• _DO THIS_: Transcribe every record that appears below, exactly and in full.

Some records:
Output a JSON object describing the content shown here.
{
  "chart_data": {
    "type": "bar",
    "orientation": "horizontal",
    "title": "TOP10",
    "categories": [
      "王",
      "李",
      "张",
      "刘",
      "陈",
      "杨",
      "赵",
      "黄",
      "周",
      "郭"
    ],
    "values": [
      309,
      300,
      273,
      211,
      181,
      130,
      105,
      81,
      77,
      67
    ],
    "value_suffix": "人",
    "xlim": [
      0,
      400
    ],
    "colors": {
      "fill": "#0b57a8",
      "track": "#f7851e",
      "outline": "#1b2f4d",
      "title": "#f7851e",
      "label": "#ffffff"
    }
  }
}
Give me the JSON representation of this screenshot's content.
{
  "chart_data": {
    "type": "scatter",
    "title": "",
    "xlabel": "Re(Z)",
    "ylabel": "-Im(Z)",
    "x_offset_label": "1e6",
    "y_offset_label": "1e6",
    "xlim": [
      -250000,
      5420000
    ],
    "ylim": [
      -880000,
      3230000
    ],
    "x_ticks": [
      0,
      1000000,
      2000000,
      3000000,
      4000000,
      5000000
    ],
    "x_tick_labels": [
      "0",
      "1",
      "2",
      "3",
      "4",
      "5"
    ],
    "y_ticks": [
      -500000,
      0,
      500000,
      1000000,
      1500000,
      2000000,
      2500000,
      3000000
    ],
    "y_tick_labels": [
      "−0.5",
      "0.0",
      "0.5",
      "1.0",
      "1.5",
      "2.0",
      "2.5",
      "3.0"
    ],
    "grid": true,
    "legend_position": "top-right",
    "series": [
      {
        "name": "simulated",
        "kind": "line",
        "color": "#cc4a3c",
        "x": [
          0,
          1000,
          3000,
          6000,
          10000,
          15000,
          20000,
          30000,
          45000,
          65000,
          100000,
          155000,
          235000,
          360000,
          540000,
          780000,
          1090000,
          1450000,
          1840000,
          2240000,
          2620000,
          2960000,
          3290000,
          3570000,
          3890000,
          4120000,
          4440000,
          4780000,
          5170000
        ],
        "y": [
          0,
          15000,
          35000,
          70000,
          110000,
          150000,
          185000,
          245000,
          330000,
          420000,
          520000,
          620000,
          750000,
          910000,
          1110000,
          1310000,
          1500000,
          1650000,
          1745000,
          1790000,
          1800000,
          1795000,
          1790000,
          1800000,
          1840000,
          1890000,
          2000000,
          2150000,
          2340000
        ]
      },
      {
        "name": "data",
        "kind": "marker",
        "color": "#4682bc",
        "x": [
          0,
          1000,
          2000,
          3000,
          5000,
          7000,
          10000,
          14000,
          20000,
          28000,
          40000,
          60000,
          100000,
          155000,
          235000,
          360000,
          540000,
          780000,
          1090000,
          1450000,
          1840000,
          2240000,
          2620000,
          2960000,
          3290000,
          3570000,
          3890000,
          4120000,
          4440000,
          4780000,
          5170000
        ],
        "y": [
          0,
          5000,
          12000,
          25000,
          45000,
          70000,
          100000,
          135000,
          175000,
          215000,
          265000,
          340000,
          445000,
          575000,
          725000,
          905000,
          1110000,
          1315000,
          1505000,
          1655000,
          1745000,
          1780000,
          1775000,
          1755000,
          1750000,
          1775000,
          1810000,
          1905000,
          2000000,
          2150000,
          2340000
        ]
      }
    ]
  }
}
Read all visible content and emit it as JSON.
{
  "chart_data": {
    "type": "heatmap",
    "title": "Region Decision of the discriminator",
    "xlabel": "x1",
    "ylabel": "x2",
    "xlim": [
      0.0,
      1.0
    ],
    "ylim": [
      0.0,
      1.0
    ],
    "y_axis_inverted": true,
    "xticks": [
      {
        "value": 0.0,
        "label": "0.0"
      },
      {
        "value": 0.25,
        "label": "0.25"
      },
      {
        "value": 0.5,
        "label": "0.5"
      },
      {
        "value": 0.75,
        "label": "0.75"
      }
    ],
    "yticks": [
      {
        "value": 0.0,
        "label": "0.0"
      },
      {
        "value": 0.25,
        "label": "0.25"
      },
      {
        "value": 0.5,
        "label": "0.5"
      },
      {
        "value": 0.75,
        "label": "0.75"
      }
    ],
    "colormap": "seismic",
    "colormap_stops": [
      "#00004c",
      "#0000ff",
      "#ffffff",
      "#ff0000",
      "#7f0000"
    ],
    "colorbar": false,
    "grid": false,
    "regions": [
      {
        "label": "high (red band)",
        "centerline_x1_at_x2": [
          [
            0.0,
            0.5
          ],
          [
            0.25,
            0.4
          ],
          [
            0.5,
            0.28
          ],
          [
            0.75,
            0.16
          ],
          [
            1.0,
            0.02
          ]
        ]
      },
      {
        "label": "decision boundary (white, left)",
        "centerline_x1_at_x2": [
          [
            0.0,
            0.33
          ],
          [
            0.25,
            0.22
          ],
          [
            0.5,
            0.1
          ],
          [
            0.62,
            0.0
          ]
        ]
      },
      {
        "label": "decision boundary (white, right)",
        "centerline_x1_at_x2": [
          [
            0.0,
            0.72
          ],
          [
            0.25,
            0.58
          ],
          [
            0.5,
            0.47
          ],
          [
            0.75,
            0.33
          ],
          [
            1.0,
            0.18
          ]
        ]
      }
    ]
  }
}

• _CORRECT RESULT_:
Output a JSON object describing the content shown here.
{
  "chart_data": {
    "type": "bar",
    "orientation": "horizontal",
    "title": "TOP10",
    "categories": [
      "王",
      "李",
      "张",
      "刘",
      "陈",
      "杨",
      "赵",
      "黄",
      "周",
      "郭"
    ],
    "values": [
      309,
      300,
      273,
      211,
      181,
      130,
      105,
      81,
      77,
      67
    ],
    "value_suffix": "人",
    "xlim": [
      0,
      400
    ],
    "colors": {
      "fill": "#0b57a8",
      "track": "#f7851e",
      "outline": "#1b2f4d",
      "title": "#f7851e",
      "label": "#ffffff"
    }
  }
}
Give me the JSON representation of this screenshot's content.
{
  "chart_data": {
    "type": "scatter",
    "title": "",
    "xlabel": "Re(Z)",
    "ylabel": "-Im(Z)",
    "x_offset_label": "1e6",
    "y_offset_label": "1e6",
    "xlim": [
      -250000,
      5420000
    ],
    "ylim": [
      -880000,
      3230000
    ],
    "x_ticks": [
      0,
      1000000,
      2000000,
      3000000,
      4000000,
      5000000
    ],
    "x_tick_labels": [
      "0",
      "1",
      "2",
      "3",
      "4",
      "5"
    ],
    "y_ticks": [
      -500000,
      0,
      500000,
      1000000,
      1500000,
      2000000,
      2500000,
      3000000
    ],
    "y_tick_labels": [
      "−0.5",
      "0.0",
      "0.5",
      "1.0",
      "1.5",
      "2.0",
      "2.5",
      "3.0"
    ],
    "grid": true,
    "legend_position": "top-right",
    "series": [
      {
        "name": "simulated",
        "kind": "line",
        "color": "#cc4a3c",
        "x": [
          0,
          1000,
          3000,
          6000,
          10000,
          15000,
          20000,
          30000,
          45000,
          65000,
          100000,
          155000,
          235000,
          360000,
          540000,
          780000,
          1090000,
          1450000,
          1840000,
          2240000,
          2620000,
          2960000,
          3290000,
          3570000,
          3890000,
          4120000,
          4440000,
          4780000,
          5170000
        ],
        "y": [
          0,
          15000,
          35000,
          70000,
          110000,
          150000,
          185000,
          245000,
          330000,
          420000,
          520000,
          620000,
          750000,
          910000,
          1110000,
          1310000,
          1500000,
          1650000,
          1745000,
          1790000,
          1800000,
          1795000,
          1790000,
          1800000,
          1840000,
          1890000,
          2000000,
          2150000,
          2340000
        ]
      },
      {
        "name": "data",
        "kind": "marker",
        "color": "#4682bc",
        "x": [
          0,
          1000,
          2000,
          3000,
          5000,
          7000,
          10000,
          14000,
          20000,
          28000,
          40000,
          60000,
          100000,
          155000,
          235000,
          360000,
          540000,
          780000,
          1090000,
          1450000,
          1840000,
          2240000,
          2620000,
          2960000,
          3290000,
          3570000,
          3890000,
          4120000,
          4440000,
          4780000,
          5170000
        ],
        "y": [
          0,
          5000,
          12000,
          25000,
          45000,
          70000,
          100000,
          135000,
          175000,
          215000,
          265000,
          340000,
          445000,
          575000,
          725000,
          905000,
          1110000,
          1315000,
          1505000,
          1655000,
          1745000,
          1780000,
          1775000,
          1755000,
          1750000,
          1775000,
          1810000,
          1905000,
          2000000,
          2150000,
          2340000
        ]
      }
    ]
  }
}
Read all visible content and emit it as JSON.
{
  "chart_data": {
    "type": "heatmap",
    "title": "Region Decision of the discriminator",
    "xlabel": "x1",
    "ylabel": "x2",
    "xlim": [
      0.0,
      1.0
    ],
    "ylim": [
      0.0,
      1.0
    ],
    "y_axis_inverted": true,
    "xticks": [
      {
        "value": 0.0,
        "label": "0.0"
      },
      {
        "value": 0.25,
        "label": "0.25"
      },
      {
        "value": 0.5,
        "label": "0.5"
      },
      {
        "value": 0.75,
        "label": "0.75"
      }
    ],
    "yticks": [
      {
        "value": 0.0,
        "label": "0.0"
      },
      {
        "value": 0.25,
        "label": "0.25"
      },
      {
        "value": 0.5,
        "label": "0.5"
      },
      {
        "value": 0.75,
        "label": "0.75"
      }
    ],
    "colormap": "seismic",
    "colormap_stops": [
      "#00004c",
      "#0000ff",
      "#ffffff",
      "#ff0000",
      "#7f0000"
    ],
    "colorbar": false,
    "grid": false,
    "regions": [
      {
        "label": "high (red band)",
        "centerline_x1_at_x2": [
          [
            0.0,
            0.5
          ],
          [
            0.25,
            0.4
          ],
          [
            0.5,
            0.28
          ],
          [
            0.75,
            0.16
          ],
          [
            1.0,
            0.02
          ]
        ]
      },
      {
        "label": "decision boundary (white, left)",
        "centerline_x1_at_x2": [
          [
            0.0,
            0.33
          ],
          [
            0.25,
            0.22
          ],
          [
            0.5,
            0.1
          ],
          [
            0.62,
            0.0
          ]
        ]
      },
      {
        "label": "decision boundary (white, right)",
        "centerline_x1_at_x2": [
          [
            0.0,
            0.72
          ],
          [
            0.25,
            0.58
          ],
          [
            0.5,
            0.47
          ],
          [
            0.75,
            0.33
          ],
          [
            1.0,
            0.18
          ]
        ]
      }
    ]
  }
}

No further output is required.